-- START --

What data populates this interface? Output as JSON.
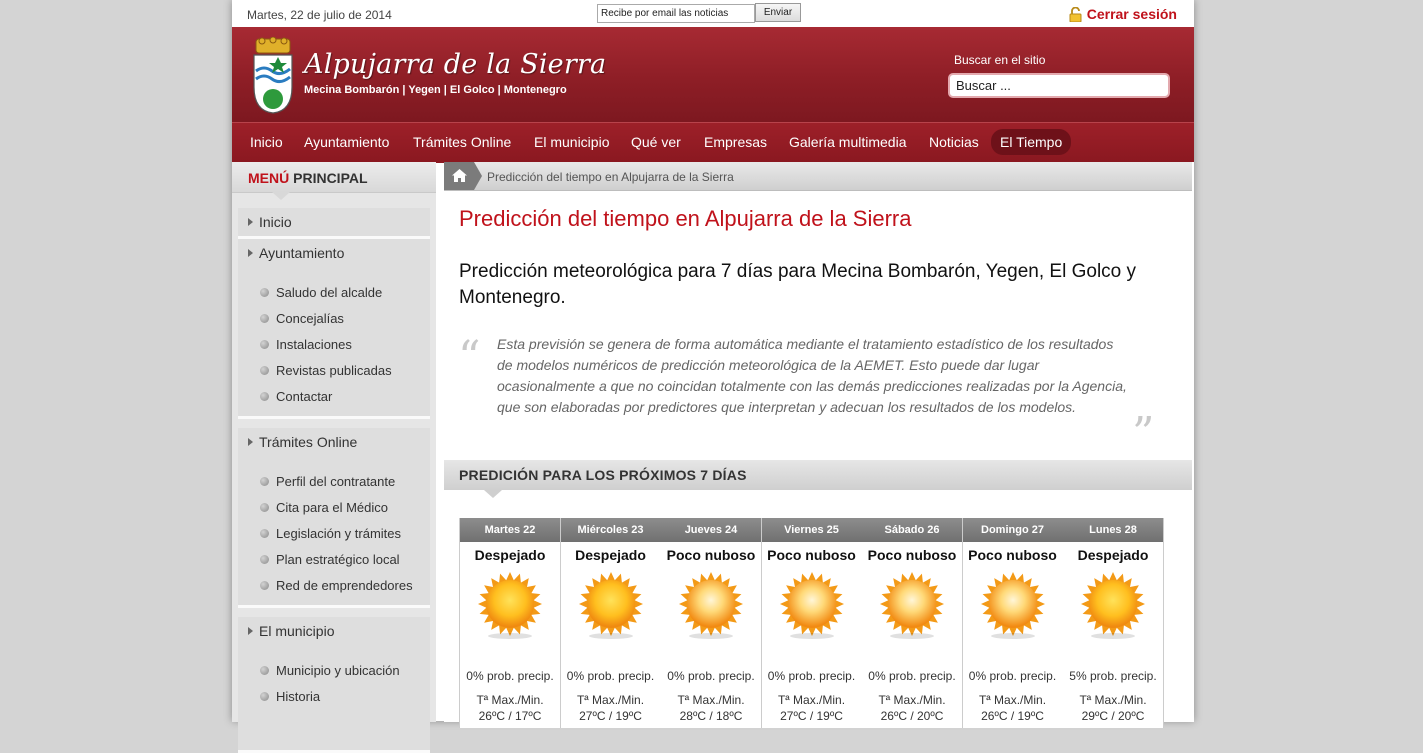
{
  "topbar": {
    "date": "Martes, 22 de julio de 2014",
    "newsletter_placeholder": "Recibe por email las noticias",
    "newsletter_button": "Enviar",
    "logout": "Cerrar sesión"
  },
  "header": {
    "title": "Alpujarra de la Sierra",
    "subtitle": "Mecina Bombarón | Yegen | El Golco | Montenegro",
    "search_label": "Buscar en el sitio",
    "search_placeholder": "Buscar ..."
  },
  "nav": [
    "Inicio",
    "Ayuntamiento",
    "Trámites Online",
    "El municipio",
    "Qué ver",
    "Empresas",
    "Galería multimedia",
    "Noticias",
    "El Tiempo"
  ],
  "nav_active": "El Tiempo",
  "sidebar": {
    "menu_title_red": "MENÚ",
    "menu_title_rest": " PRINCIPAL",
    "sections": [
      {
        "label": "Inicio",
        "items": []
      },
      {
        "label": "Ayuntamiento",
        "items": [
          "Saludo del alcalde",
          "Concejalías",
          "Instalaciones",
          "Revistas publicadas",
          "Contactar"
        ]
      },
      {
        "label": "Trámites Online",
        "items": [
          "Perfil del contratante",
          "Cita para el Médico",
          "Legislación y trámites",
          "Plan estratégico local",
          "Red de emprendedores"
        ]
      },
      {
        "label": "El municipio",
        "items": [
          "Municipio y ubicación",
          "Historia"
        ]
      }
    ]
  },
  "main": {
    "breadcrumb": "Predicción del tiempo en Alpujarra de la Sierra",
    "title": "Predicción del tiempo en Alpujarra de la Sierra",
    "subtitle": "Predicción meteorológica para 7 días para Mecina Bombarón, Yegen, El Golco y Montenegro.",
    "quote": "Esta previsión se genera de forma automática mediante el tratamiento estadístico de los resultados de modelos numéricos de predicción meteorológica de la AEMET. Esto puede dar lugar ocasionalmente a que no coincidan totalmente con las demás predicciones realizadas por la Agencia, que son elaboradas por predictores que interpretan y adecuan los resultados de los modelos.",
    "forecast_title": "PREDICIÓN PARA LOS PRÓXIMOS 7 DÍAS",
    "temp_label": "Tª Max./Min.",
    "days": [
      {
        "day": "Martes 22",
        "state": "Despejado",
        "icon": "sun-clear-icon",
        "precip": "0% prob. precip.",
        "temp": "26ºC / 17ºC"
      },
      {
        "day": "Miércoles 23",
        "state": "Despejado",
        "icon": "sun-clear-icon",
        "precip": "0% prob. precip.",
        "temp": "27ºC / 19ºC"
      },
      {
        "day": "Jueves 24",
        "state": "Poco nuboso",
        "icon": "sun-hazy-icon",
        "precip": "0% prob. precip.",
        "temp": "28ºC / 18ºC"
      },
      {
        "day": "Viernes 25",
        "state": "Poco nuboso",
        "icon": "sun-hazy-icon",
        "precip": "0% prob. precip.",
        "temp": "27ºC / 19ºC"
      },
      {
        "day": "Sábado 26",
        "state": "Poco nuboso",
        "icon": "sun-hazy-icon",
        "precip": "0% prob. precip.",
        "temp": "26ºC / 20ºC"
      },
      {
        "day": "Domingo 27",
        "state": "Poco nuboso",
        "icon": "sun-hazy-icon",
        "precip": "0% prob. precip.",
        "temp": "26ºC / 19ºC"
      },
      {
        "day": "Lunes 28",
        "state": "Despejado",
        "icon": "sun-clear-icon",
        "precip": "5% prob. precip.",
        "temp": "29ºC / 20ºC"
      }
    ]
  },
  "colors": {
    "brand_red": "#8e1e26",
    "accent_red": "#c0121b",
    "sun_orange": "#f7a21b"
  }
}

-- END --

■ **Aim of the task**: Write out the entries again, exactly as given, skipping any images.

■ **Result of this task**:
What data populates this interface? Output as JSON.
{
  "topbar": {
    "date": "Martes, 22 de julio de 2014",
    "newsletter_placeholder": "Recibe por email las noticias",
    "newsletter_button": "Enviar",
    "logout": "Cerrar sesión"
  },
  "header": {
    "title": "Alpujarra de la Sierra",
    "subtitle": "Mecina Bombarón | Yegen | El Golco | Montenegro",
    "search_label": "Buscar en el sitio",
    "search_placeholder": "Buscar ..."
  },
  "nav": [
    "Inicio",
    "Ayuntamiento",
    "Trámites Online",
    "El municipio",
    "Qué ver",
    "Empresas",
    "Galería multimedia",
    "Noticias",
    "El Tiempo"
  ],
  "nav_active": "El Tiempo",
  "sidebar": {
    "menu_title_red": "MENÚ",
    "menu_title_rest": " PRINCIPAL",
    "sections": [
      {
        "label": "Inicio",
        "items": []
      },
      {
        "label": "Ayuntamiento",
        "items": [
          "Saludo del alcalde",
          "Concejalías",
          "Instalaciones",
          "Revistas publicadas",
          "Contactar"
        ]
      },
      {
        "label": "Trámites Online",
        "items": [
          "Perfil del contratante",
          "Cita para el Médico",
          "Legislación y trámites",
          "Plan estratégico local",
          "Red de emprendedores"
        ]
      },
      {
        "label": "El municipio",
        "items": [
          "Municipio y ubicación",
          "Historia"
        ]
      }
    ]
  },
  "main": {
    "breadcrumb": "Predicción del tiempo en Alpujarra de la Sierra",
    "title": "Predicción del tiempo en Alpujarra de la Sierra",
    "subtitle": "Predicción meteorológica para 7 días para Mecina Bombarón, Yegen, El Golco y Montenegro.",
    "quote": "Esta previsión se genera de forma automática mediante el tratamiento estadístico de los resultados de modelos numéricos de predicción meteorológica de la AEMET. Esto puede dar lugar ocasionalmente a que no coincidan totalmente con las demás predicciones realizadas por la Agencia, que son elaboradas por predictores que interpretan y adecuan los resultados de los modelos.",
    "forecast_title": "PREDICIÓN PARA LOS PRÓXIMOS 7 DÍAS",
    "temp_label": "Tª Max./Min.",
    "days": [
      {
        "day": "Martes 22",
        "state": "Despejado",
        "icon": "sun-clear-icon",
        "precip": "0% prob. precip.",
        "temp": "26ºC / 17ºC"
      },
      {
        "day": "Miércoles 23",
        "state": "Despejado",
        "icon": "sun-clear-icon",
        "precip": "0% prob. precip.",
        "temp": "27ºC / 19ºC"
      },
      {
        "day": "Jueves 24",
        "state": "Poco nuboso",
        "icon": "sun-hazy-icon",
        "precip": "0% prob. precip.",
        "temp": "28ºC / 18ºC"
      },
      {
        "day": "Viernes 25",
        "state": "Poco nuboso",
        "icon": "sun-hazy-icon",
        "precip": "0% prob. precip.",
        "temp": "27ºC / 19ºC"
      },
      {
        "day": "Sábado 26",
        "state": "Poco nuboso",
        "icon": "sun-hazy-icon",
        "precip": "0% prob. precip.",
        "temp": "26ºC / 20ºC"
      },
      {
        "day": "Domingo 27",
        "state": "Poco nuboso",
        "icon": "sun-hazy-icon",
        "precip": "0% prob. precip.",
        "temp": "26ºC / 19ºC"
      },
      {
        "day": "Lunes 28",
        "state": "Despejado",
        "icon": "sun-clear-icon",
        "precip": "5% prob. precip.",
        "temp": "29ºC / 20ºC"
      }
    ]
  },
  "colors": {
    "brand_red": "#8e1e26",
    "accent_red": "#c0121b",
    "sun_orange": "#f7a21b"
  }
}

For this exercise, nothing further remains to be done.